• What to do:
Extract each line from the entries below that has the string "title" in it.

• Data for the task:

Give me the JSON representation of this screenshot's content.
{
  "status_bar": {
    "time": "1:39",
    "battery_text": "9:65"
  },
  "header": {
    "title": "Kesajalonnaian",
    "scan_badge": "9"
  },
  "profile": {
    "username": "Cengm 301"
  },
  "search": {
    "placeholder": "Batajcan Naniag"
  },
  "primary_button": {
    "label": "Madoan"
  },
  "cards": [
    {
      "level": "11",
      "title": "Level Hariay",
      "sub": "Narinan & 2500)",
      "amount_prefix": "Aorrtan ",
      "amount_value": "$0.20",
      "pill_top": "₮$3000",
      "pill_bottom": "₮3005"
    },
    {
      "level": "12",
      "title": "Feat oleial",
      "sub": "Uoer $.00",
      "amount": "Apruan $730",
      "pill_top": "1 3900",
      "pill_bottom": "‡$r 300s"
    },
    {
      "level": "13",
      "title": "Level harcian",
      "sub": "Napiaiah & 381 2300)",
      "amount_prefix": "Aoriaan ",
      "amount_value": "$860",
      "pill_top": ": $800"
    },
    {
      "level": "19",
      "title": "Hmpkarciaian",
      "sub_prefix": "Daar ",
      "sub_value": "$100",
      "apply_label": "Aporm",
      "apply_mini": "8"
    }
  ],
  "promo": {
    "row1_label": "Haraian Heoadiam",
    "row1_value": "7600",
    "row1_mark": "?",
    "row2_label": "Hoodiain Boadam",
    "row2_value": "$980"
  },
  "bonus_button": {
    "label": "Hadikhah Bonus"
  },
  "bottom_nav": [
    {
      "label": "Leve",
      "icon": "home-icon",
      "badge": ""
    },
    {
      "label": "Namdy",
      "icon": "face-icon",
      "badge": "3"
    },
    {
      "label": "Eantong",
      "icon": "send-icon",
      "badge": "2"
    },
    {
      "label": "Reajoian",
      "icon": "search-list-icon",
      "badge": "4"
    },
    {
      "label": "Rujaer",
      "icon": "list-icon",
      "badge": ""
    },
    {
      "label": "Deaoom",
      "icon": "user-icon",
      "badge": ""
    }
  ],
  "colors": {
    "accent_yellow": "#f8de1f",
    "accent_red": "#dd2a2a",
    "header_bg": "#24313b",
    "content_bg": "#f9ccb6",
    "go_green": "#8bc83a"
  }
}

• The answer:
    "title": "Kesajalonnaian",
      "title": "Level Hariay",
      "title": "Feat oleial",
      "title": "Level harcian",
      "title": "Hmpkarciaian",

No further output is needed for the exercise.